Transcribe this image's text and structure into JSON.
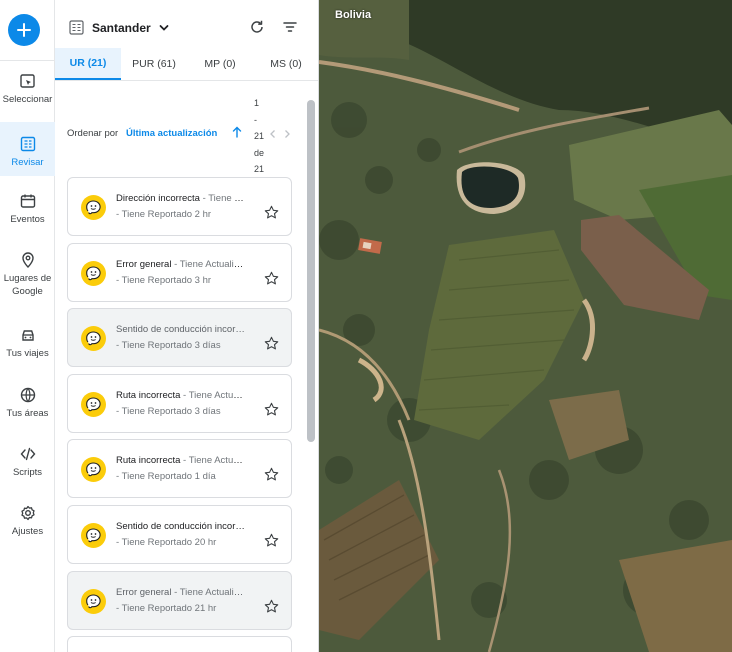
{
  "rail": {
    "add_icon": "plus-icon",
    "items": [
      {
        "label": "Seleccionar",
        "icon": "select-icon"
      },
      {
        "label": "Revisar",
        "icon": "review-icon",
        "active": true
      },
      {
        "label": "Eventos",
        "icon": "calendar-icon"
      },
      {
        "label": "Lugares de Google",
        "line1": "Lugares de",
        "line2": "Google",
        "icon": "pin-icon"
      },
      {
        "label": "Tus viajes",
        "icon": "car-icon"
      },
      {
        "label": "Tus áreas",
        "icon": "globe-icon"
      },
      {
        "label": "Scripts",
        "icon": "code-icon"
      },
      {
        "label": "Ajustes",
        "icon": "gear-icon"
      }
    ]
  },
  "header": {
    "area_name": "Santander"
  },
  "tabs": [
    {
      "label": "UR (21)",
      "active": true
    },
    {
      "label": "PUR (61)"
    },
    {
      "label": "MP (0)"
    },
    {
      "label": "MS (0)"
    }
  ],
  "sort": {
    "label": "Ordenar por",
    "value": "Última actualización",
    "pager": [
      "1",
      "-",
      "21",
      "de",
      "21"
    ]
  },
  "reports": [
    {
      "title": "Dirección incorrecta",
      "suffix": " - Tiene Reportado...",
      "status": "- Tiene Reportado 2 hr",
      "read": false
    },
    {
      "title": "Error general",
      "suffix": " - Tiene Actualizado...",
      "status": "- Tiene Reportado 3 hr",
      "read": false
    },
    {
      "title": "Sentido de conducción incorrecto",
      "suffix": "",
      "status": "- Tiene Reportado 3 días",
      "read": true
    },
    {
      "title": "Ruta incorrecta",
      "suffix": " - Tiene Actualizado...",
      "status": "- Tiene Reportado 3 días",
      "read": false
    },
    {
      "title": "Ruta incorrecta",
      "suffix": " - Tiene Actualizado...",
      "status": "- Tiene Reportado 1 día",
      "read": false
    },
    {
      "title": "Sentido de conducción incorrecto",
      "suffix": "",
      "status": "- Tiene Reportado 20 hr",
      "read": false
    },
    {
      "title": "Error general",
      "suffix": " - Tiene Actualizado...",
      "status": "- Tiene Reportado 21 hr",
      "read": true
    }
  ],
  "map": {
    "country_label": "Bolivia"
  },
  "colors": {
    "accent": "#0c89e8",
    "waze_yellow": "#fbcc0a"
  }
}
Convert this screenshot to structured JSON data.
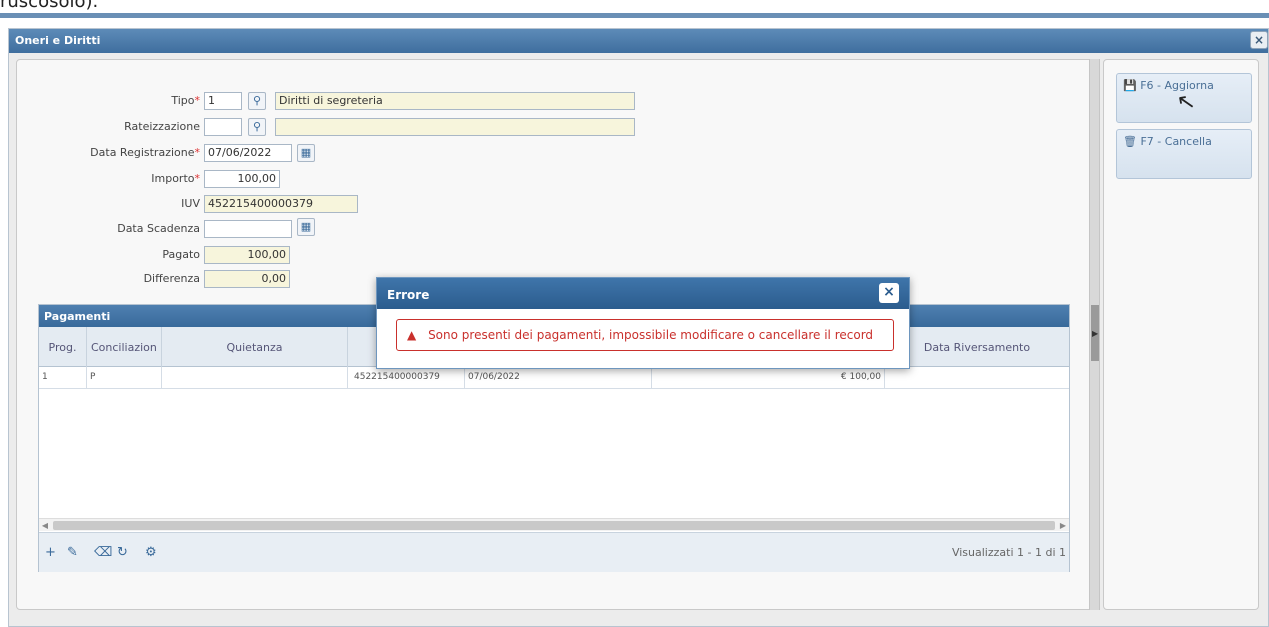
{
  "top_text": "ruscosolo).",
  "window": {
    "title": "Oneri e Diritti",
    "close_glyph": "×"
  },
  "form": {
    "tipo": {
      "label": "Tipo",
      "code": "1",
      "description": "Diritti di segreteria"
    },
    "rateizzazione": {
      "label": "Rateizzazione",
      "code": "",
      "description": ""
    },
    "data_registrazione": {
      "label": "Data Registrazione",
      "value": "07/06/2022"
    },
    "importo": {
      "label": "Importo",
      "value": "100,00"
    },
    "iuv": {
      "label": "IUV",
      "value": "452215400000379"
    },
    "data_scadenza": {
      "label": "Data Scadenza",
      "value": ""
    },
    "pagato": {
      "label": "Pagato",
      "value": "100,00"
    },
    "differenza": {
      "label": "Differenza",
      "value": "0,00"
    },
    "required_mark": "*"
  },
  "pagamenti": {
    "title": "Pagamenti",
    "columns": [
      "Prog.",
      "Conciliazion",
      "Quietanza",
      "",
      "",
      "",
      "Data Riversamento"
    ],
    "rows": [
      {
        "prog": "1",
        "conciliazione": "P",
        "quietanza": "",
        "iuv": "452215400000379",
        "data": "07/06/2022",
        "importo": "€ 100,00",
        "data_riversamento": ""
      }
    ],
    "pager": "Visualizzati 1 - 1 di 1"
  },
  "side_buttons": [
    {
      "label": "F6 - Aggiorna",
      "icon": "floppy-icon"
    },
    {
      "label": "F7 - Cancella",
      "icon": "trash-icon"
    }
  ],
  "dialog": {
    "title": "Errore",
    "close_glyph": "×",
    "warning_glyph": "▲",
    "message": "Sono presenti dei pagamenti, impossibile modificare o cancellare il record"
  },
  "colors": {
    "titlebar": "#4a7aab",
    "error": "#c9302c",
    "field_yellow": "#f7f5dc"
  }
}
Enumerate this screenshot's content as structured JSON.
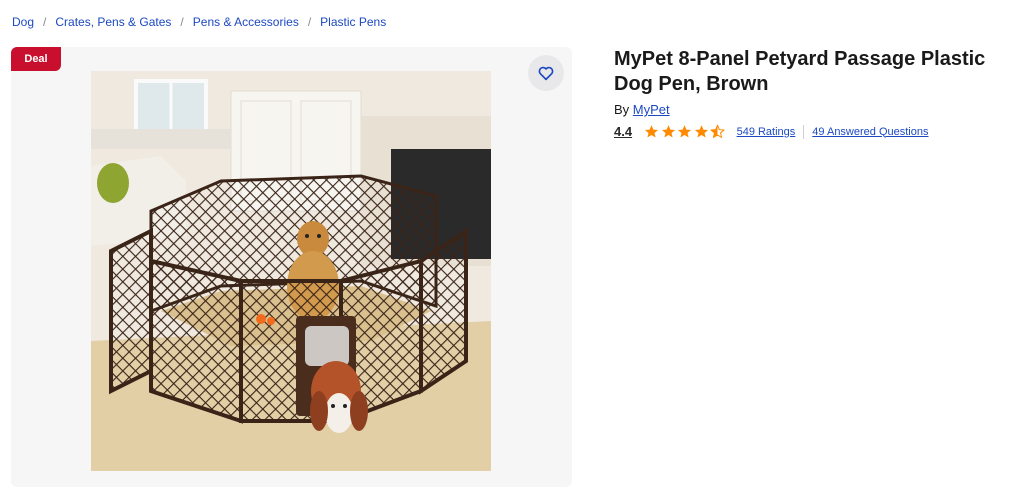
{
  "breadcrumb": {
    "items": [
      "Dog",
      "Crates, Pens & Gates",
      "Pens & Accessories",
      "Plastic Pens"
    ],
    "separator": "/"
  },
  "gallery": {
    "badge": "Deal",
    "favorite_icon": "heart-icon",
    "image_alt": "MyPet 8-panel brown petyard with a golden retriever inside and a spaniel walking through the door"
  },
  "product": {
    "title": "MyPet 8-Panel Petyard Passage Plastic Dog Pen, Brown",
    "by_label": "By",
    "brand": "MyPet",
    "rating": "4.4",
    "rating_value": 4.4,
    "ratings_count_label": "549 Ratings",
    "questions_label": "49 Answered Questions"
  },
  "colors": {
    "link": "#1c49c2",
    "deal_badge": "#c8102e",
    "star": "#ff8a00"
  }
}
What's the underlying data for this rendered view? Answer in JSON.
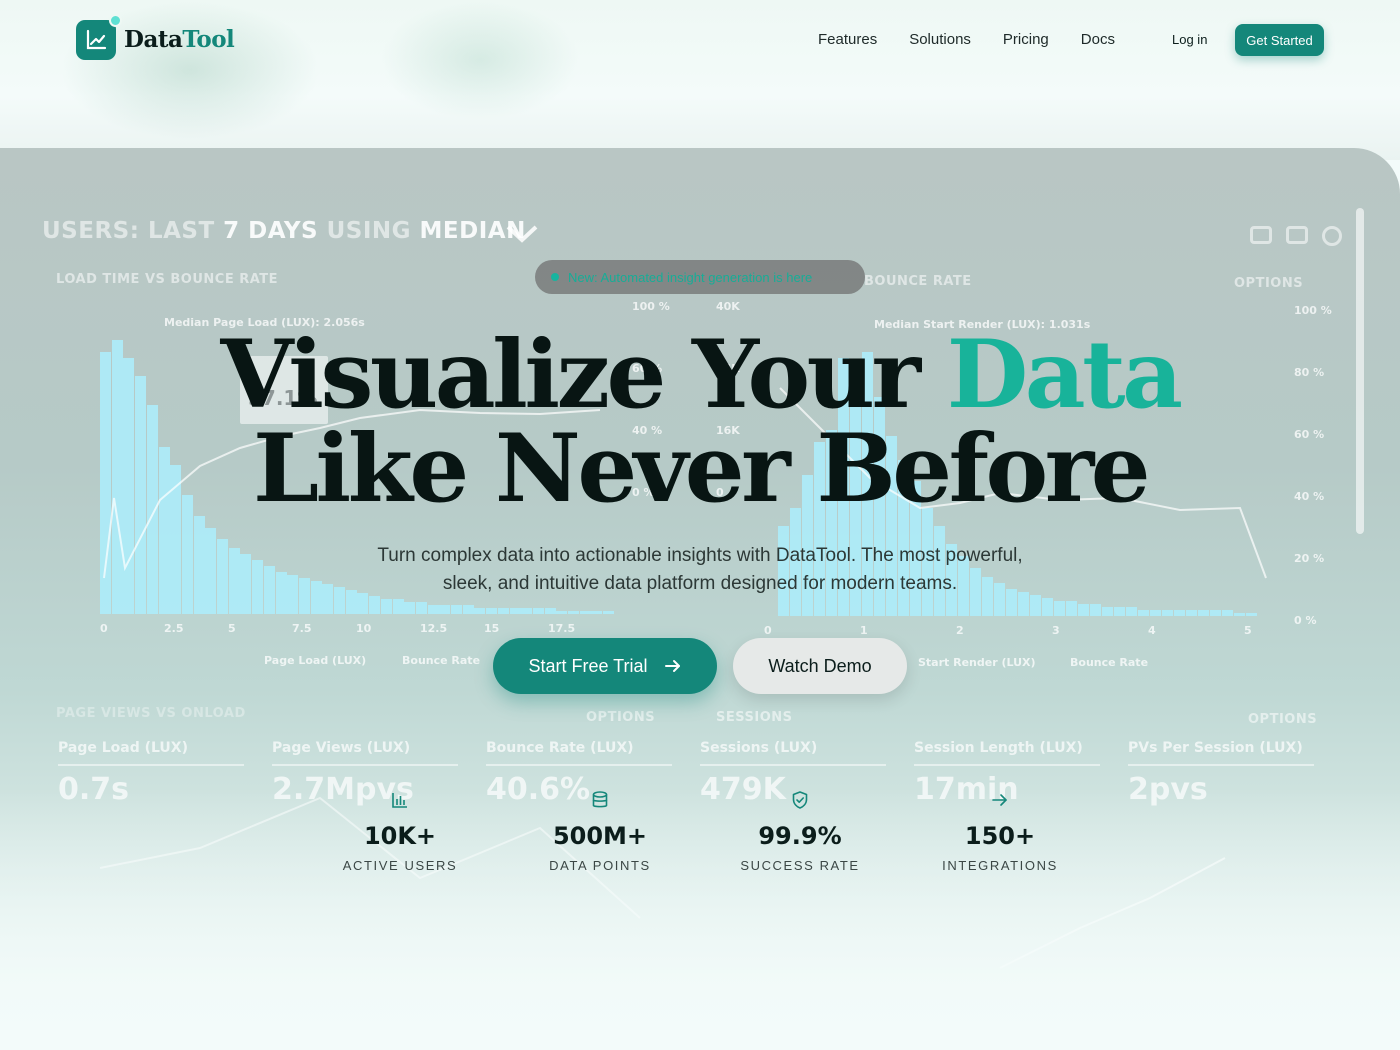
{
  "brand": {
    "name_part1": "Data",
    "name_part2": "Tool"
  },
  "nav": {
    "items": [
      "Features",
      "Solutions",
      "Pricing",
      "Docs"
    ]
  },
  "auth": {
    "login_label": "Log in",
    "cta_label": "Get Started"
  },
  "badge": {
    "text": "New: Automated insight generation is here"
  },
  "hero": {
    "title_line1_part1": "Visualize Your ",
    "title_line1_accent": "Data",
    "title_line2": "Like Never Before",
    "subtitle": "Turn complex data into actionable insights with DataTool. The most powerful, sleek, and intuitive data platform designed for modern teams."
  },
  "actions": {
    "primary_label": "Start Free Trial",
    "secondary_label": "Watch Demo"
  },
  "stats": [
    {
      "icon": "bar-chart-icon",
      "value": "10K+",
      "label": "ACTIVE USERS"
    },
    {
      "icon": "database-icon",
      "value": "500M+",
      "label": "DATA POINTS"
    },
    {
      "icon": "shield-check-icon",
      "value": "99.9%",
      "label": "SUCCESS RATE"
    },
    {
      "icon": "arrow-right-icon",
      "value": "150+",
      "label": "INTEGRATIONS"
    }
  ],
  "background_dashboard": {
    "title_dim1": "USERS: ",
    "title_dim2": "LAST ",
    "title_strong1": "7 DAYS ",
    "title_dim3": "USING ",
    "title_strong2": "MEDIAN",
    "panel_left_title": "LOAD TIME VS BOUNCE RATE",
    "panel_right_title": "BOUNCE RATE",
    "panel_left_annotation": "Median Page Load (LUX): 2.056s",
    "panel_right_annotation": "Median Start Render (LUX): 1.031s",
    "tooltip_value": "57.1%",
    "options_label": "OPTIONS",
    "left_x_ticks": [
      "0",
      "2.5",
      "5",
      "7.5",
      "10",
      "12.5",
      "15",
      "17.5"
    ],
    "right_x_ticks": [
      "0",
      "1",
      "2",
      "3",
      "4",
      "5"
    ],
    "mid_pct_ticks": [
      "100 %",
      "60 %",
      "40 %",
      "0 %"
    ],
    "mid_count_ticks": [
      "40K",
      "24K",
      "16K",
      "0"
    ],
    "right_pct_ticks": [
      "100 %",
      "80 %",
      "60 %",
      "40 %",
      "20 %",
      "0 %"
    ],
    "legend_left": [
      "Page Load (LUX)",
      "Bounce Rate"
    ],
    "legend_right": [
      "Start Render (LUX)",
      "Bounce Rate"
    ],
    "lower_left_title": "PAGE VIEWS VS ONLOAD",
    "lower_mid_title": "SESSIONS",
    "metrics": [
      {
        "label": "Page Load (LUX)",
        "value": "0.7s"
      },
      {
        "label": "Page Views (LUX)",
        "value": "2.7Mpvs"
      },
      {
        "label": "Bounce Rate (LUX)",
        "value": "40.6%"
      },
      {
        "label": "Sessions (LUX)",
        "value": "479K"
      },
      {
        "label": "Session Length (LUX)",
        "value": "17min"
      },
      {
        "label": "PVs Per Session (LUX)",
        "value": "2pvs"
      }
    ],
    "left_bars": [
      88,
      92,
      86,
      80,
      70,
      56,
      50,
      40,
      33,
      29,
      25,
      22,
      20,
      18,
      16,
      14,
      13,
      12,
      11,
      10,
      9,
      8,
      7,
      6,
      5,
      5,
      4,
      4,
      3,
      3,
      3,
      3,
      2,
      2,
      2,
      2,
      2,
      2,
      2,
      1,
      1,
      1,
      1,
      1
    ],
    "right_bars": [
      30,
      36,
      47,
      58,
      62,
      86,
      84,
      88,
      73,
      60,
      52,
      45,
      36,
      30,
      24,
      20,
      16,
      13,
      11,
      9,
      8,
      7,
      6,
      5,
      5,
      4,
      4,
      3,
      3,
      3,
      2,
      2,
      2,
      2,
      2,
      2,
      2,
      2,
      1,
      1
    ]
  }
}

=== DIRECTION ===
Say how many lines in the records above hold "USERS", and give no other text.

=== THE REPLY ===
2